▶ **WHAT YOU WILL DO**
Only the lines holding the string "盒中装有红球" are needed. Copy each one.

********************

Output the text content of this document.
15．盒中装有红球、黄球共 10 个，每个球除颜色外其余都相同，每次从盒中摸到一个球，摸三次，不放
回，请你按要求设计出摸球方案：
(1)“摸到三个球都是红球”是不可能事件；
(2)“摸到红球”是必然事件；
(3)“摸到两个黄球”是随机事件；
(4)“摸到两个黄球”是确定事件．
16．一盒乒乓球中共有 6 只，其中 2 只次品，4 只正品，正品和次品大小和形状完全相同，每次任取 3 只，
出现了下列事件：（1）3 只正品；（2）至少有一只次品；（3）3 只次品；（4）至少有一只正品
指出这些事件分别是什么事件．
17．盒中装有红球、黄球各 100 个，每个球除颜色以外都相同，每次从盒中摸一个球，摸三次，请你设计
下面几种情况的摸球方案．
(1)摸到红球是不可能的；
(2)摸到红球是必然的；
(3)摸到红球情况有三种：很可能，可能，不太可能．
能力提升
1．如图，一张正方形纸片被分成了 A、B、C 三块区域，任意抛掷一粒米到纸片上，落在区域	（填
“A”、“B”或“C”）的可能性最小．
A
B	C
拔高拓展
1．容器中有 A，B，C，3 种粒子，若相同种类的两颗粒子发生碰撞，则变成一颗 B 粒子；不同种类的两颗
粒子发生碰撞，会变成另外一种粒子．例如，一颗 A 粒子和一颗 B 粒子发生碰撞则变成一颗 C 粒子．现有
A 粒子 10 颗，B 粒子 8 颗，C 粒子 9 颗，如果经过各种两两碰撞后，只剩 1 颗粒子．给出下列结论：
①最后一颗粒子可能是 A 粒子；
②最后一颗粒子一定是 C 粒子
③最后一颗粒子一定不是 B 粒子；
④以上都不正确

********************

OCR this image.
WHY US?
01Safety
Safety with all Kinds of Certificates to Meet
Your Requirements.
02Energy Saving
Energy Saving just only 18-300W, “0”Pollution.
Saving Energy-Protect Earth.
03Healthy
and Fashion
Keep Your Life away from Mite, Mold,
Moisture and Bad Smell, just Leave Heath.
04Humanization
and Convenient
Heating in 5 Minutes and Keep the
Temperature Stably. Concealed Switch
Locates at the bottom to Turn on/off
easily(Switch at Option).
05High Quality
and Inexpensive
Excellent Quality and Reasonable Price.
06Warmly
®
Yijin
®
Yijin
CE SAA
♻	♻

********************

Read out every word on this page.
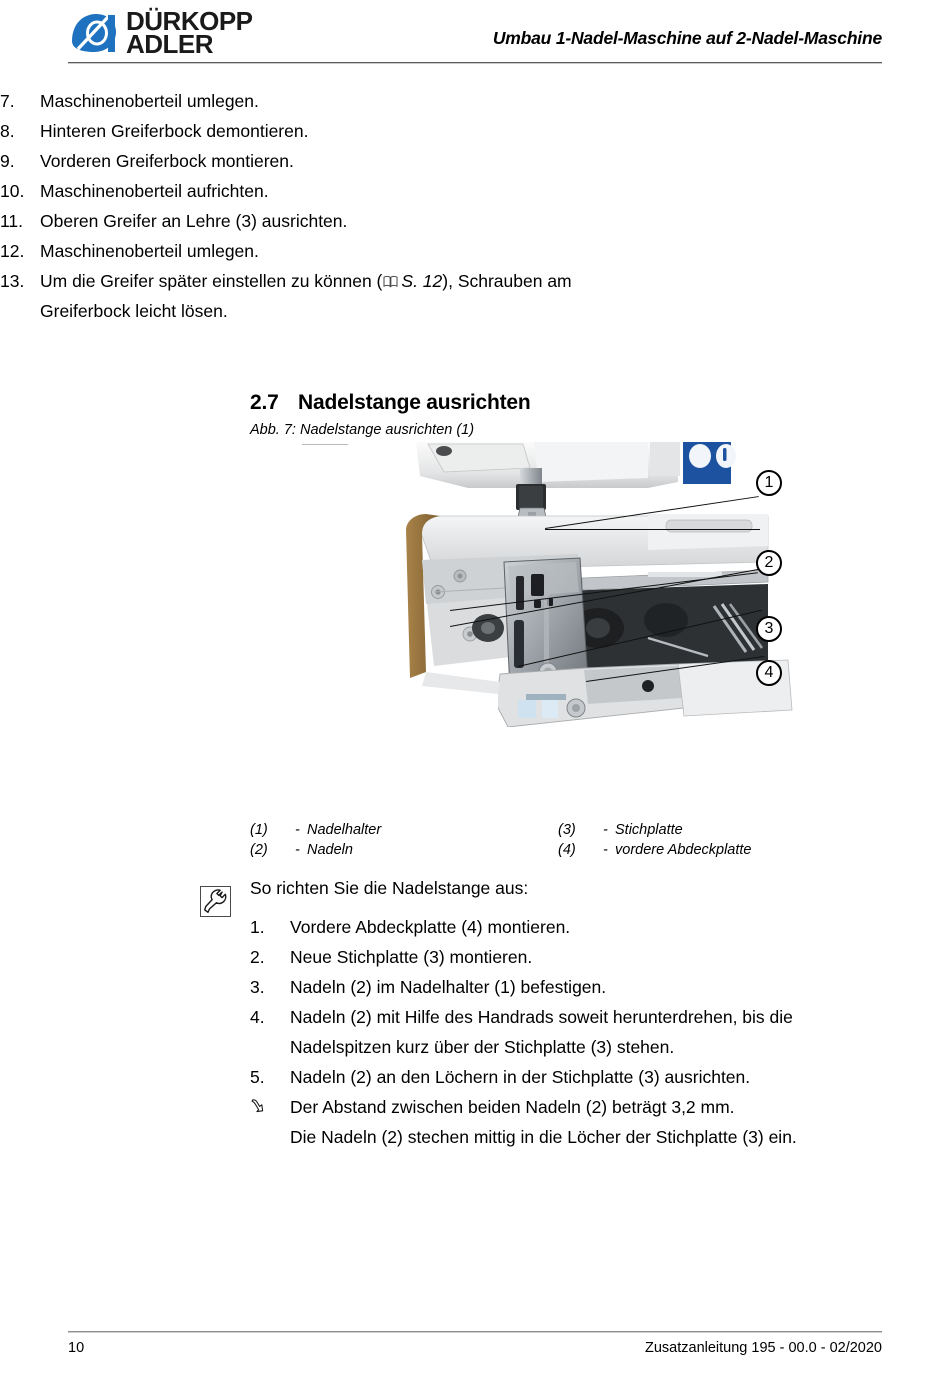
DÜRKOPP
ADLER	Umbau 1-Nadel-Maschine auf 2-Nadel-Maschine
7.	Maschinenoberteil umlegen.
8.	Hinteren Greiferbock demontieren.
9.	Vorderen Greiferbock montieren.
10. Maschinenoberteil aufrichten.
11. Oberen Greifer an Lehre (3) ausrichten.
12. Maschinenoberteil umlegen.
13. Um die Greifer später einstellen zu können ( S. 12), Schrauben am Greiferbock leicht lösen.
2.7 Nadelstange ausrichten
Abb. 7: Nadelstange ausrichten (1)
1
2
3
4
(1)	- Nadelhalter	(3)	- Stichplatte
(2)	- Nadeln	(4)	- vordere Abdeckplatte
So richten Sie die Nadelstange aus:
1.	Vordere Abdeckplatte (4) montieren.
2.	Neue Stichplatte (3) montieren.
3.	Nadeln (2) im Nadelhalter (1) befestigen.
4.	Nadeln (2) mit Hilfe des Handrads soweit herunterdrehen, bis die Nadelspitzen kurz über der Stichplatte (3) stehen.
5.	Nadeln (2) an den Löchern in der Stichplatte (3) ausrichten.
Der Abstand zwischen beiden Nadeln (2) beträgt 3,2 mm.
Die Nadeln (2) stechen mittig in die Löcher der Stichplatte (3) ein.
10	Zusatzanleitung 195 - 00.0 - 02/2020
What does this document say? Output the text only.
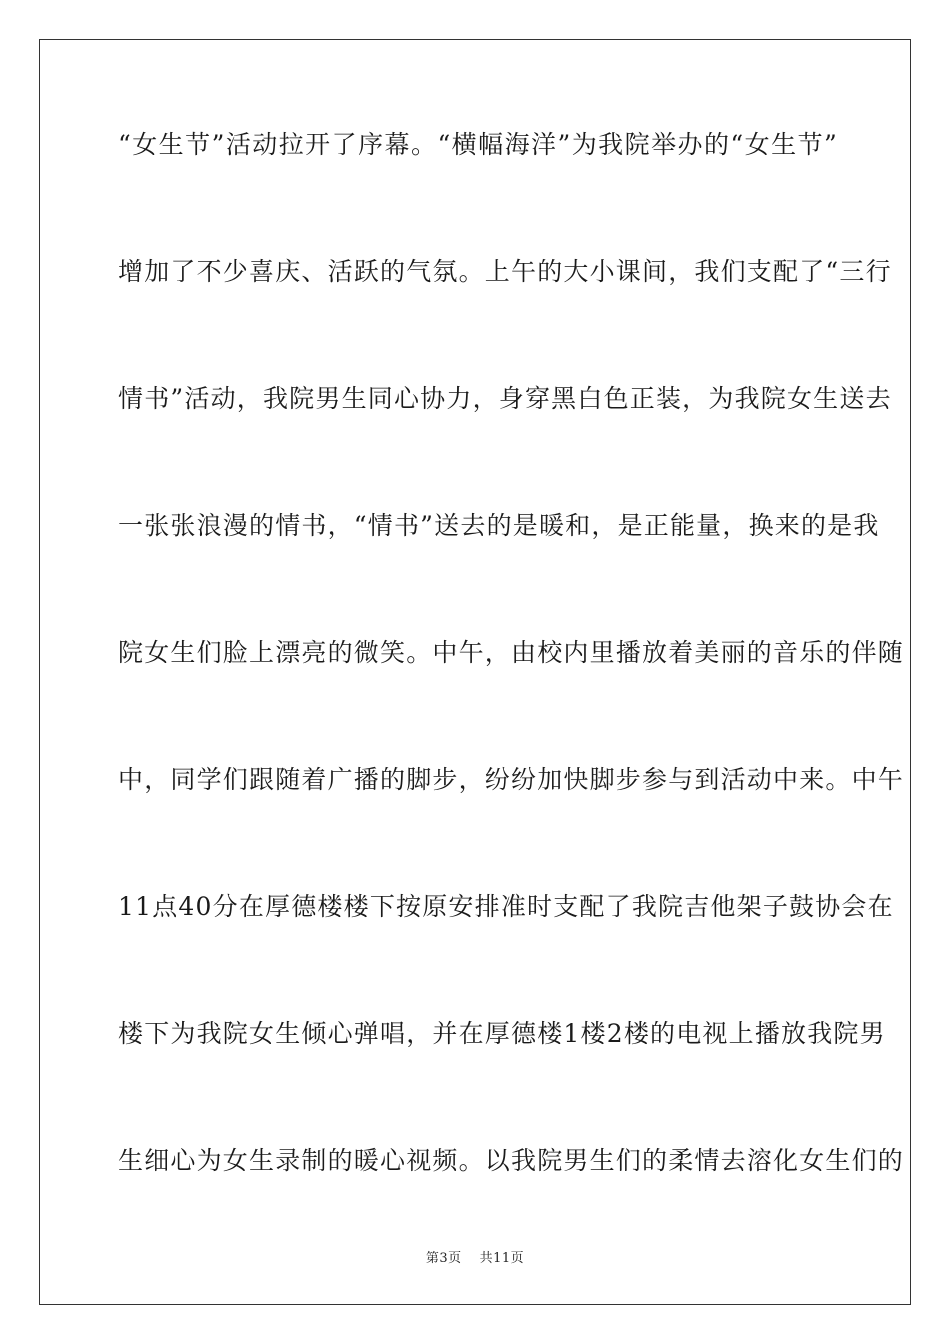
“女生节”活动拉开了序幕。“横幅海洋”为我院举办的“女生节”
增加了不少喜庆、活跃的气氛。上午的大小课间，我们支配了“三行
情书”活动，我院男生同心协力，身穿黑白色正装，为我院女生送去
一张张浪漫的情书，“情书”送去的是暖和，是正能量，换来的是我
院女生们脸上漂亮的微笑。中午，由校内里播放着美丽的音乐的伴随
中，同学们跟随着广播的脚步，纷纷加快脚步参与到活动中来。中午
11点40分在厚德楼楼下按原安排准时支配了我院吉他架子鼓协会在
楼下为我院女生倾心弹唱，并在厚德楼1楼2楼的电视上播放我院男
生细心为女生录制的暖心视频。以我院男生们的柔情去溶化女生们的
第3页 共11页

********************

▶ **THE RESULT**
15．盒中装有红球、黄球共 10 个，每个球除颜色外其余都相同，每次从盒中摸到一个球，摸三次，不放
17．盒中装有红球、黄球各 100 个，每个球除颜色以外都相同，每次从盒中摸一个球，摸三次，请你设计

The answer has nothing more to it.